- **Goal**
Only the lines holding the string "ρόζους" are needed. Copy each one.

- **Dataset rows**
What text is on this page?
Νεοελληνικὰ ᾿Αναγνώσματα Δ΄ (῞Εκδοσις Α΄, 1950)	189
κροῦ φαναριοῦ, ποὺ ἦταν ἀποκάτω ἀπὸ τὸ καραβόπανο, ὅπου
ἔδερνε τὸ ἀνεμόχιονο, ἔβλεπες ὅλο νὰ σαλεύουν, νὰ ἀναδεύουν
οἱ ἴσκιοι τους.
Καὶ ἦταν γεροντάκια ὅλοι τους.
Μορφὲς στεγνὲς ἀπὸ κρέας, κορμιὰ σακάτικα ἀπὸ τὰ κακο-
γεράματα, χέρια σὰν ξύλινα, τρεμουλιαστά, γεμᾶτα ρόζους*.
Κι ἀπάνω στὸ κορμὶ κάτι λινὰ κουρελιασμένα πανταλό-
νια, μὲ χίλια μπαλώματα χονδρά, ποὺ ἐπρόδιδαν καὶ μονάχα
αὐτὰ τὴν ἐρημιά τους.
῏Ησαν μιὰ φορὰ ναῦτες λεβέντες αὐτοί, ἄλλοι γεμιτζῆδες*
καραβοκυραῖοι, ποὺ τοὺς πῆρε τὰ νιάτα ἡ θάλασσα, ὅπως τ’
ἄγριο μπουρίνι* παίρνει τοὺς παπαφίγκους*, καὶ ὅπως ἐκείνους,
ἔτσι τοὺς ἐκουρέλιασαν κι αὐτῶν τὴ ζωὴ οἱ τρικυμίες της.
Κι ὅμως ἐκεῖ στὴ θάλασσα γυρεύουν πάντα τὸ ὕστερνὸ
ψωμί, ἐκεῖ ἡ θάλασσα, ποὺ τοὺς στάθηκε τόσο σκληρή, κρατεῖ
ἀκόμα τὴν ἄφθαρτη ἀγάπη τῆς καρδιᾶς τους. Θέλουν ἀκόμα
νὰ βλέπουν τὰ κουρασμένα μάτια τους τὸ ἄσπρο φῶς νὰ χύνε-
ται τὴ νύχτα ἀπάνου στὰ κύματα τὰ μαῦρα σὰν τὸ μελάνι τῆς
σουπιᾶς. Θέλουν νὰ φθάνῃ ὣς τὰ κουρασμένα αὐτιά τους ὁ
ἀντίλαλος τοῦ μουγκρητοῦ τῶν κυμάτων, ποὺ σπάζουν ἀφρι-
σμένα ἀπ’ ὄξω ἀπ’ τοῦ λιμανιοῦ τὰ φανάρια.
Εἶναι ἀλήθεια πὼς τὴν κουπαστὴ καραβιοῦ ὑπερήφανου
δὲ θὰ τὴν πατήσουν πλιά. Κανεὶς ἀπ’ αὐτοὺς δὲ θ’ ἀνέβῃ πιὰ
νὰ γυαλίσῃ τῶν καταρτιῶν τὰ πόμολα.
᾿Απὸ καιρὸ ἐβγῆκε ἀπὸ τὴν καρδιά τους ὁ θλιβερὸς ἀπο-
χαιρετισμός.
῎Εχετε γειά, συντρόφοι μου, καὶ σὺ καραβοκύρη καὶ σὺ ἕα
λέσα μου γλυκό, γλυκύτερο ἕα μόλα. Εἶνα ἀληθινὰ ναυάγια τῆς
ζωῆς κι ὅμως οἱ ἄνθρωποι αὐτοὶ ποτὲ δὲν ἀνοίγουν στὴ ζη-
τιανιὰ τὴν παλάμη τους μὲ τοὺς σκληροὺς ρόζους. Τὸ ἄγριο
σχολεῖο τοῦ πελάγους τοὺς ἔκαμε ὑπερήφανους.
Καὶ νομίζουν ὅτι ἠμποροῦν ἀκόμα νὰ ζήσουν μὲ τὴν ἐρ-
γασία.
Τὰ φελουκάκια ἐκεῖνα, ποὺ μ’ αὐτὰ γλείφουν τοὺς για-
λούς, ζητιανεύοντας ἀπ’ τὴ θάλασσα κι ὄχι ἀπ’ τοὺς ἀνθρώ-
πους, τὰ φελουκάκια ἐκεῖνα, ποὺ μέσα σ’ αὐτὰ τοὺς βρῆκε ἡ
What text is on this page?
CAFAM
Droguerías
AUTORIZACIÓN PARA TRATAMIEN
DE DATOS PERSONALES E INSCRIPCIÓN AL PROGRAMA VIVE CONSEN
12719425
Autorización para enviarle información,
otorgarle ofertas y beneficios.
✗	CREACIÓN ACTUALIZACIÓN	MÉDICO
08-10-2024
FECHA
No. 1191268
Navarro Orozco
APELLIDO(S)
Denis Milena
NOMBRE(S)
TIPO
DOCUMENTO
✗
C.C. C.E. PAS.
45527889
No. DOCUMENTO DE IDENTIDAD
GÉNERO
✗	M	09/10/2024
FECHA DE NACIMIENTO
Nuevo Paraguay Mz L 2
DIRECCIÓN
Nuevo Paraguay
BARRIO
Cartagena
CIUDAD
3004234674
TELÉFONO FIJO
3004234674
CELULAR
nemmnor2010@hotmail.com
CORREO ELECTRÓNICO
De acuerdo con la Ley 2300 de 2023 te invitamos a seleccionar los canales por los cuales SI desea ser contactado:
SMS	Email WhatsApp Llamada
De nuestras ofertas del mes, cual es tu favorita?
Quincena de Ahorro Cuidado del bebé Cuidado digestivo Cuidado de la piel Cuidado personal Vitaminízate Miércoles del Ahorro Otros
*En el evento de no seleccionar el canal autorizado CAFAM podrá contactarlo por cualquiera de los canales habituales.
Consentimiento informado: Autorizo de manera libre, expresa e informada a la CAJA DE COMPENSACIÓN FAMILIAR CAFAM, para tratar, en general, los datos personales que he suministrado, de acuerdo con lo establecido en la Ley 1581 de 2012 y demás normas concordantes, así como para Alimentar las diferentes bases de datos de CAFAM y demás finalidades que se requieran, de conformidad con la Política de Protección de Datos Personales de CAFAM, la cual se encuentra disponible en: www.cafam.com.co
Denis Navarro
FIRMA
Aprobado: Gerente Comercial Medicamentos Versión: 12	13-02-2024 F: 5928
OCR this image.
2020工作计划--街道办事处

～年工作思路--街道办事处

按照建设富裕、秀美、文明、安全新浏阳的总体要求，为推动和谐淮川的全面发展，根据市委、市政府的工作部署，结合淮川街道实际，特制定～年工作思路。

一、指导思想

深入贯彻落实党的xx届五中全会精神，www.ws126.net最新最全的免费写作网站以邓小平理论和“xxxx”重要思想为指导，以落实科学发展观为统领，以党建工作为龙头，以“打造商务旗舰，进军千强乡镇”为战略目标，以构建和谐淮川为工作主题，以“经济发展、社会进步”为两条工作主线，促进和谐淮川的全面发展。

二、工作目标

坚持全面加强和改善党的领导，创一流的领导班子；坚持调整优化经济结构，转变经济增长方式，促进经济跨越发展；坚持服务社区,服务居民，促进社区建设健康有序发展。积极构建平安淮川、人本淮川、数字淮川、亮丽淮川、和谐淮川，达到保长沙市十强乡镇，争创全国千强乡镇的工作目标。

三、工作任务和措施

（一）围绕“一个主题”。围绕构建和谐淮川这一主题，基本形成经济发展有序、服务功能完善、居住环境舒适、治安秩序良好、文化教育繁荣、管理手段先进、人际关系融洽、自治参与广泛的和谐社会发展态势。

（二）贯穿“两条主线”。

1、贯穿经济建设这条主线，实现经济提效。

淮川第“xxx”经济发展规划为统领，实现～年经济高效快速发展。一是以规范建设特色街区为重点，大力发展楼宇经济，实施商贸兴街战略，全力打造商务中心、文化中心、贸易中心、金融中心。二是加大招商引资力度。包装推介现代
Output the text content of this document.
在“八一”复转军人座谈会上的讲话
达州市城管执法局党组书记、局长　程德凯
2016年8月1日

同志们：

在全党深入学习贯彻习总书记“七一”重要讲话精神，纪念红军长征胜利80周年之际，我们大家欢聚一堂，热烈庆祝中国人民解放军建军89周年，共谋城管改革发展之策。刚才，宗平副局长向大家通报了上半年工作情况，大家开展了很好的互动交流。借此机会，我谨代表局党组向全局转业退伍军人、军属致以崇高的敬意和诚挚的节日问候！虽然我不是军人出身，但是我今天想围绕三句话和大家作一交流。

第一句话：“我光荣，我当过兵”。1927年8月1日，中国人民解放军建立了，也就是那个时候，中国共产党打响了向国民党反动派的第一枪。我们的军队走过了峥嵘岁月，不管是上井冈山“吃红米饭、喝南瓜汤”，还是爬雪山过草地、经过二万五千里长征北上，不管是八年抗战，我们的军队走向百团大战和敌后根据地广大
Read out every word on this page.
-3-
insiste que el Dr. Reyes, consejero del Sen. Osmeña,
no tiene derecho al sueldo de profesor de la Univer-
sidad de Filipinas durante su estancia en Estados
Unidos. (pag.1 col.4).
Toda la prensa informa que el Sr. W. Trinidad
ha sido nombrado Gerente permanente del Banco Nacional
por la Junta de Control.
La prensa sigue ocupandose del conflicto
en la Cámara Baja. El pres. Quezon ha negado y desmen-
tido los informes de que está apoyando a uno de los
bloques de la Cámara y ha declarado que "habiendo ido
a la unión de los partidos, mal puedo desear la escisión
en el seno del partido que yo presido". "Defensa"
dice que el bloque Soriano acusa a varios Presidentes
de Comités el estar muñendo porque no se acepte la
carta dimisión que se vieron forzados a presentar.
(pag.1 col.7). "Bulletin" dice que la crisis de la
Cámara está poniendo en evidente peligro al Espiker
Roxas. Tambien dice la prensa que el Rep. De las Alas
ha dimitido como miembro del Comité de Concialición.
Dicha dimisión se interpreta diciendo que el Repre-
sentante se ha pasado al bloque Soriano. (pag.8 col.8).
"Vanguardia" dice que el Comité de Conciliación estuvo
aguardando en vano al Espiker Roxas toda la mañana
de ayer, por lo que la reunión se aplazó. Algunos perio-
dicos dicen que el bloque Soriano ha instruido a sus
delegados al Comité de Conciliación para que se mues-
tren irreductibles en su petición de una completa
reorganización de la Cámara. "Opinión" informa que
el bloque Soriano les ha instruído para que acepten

- **Task result**
γεράματα, χέρια σὰν ξύλινα, τρεμουλιαστά, γεμᾶτα ρόζους*.
τιανιὰ τὴν παλάμη τους μὲ τοὺς σκληροὺς ρόζους. Τὸ ἄγριο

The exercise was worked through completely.